**TO BE DONE**:
(1) Answer these from the post on amateur photography:
(a) Who wrote the NY Times article it quotes?
(b) What do microstock divisions charge, in most cases, to rerun a photo?
(c) In what year did Getty make its deal with Flickr?
(2) Please list every person named in the post on amateur photography.

Taylor Davidson · The deluge of the amateur photographer, redux.

Retracing an old discussion about the impact of the deluge of the amateur, linking together yesterday’s fair take by the NY Times with a post of mine from September 2007
by Taylor Davidson · 30 Mar 2010

Yesterday in the NY Times, For Photographers, the Image of a Shrinking Path by Stephanie Clifford:

Mr. Eich and Ms. Pruitt illustrate the huge shake-up in photography during the last decade. Amateurs, happy to accept small checks for snapshots of children and sunsets, have increasing opportunities to make money on photos but are underpricing professional photographers and leaving them with limited career options. Professionals are also being hurt because magazines and newspapers are cutting pages or shutting altogether.

… That meant a flood of pretty decent photographs, and that changed the stock-photography industry. In the last few years, stock agencies have created or acquired so-called microstock divisions. They charge $1 to $100, in most cases, for publishers or others to rerun a photo, often supplied by an amateur. And Getty made a deal with Flickr in 2008, permitting Getty’s photo editors to comb through customers’ images and strike license agreements with the amateur photographers.

**PROVIDED MATERIAL**:

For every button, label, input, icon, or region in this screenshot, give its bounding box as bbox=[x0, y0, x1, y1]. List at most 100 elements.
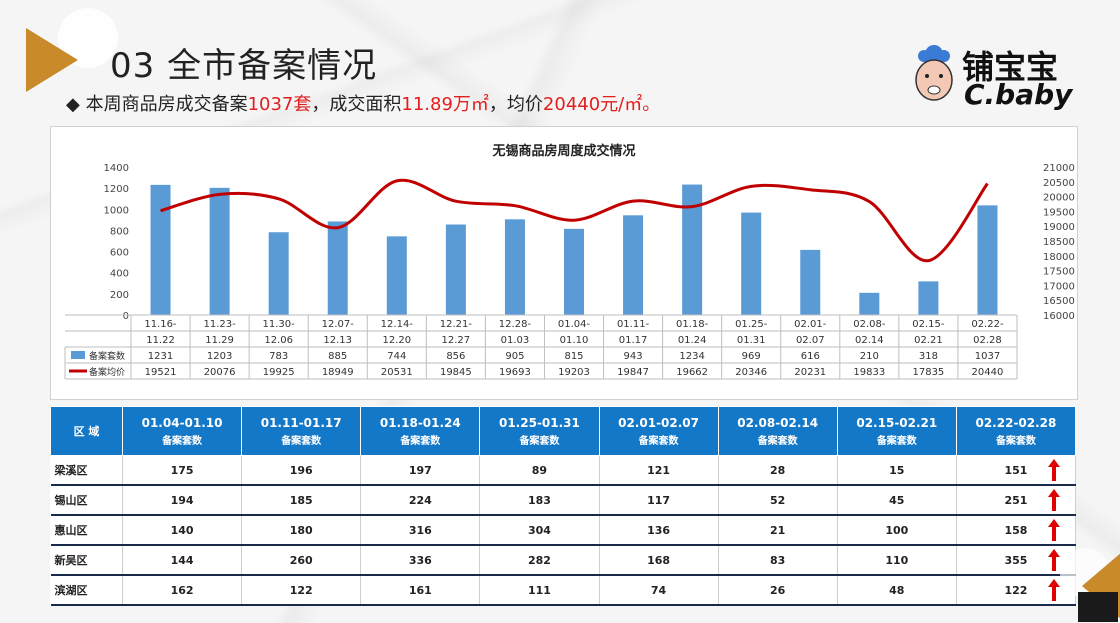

**ANSWERS TO THE PROBLEMS**:
(1)
(a) Stephanie Clifford
(b) $1 to $100
(c) 2008

(2) Taylor Davidson, Stephanie Clifford, Mr. Eich, Ms. Pruitt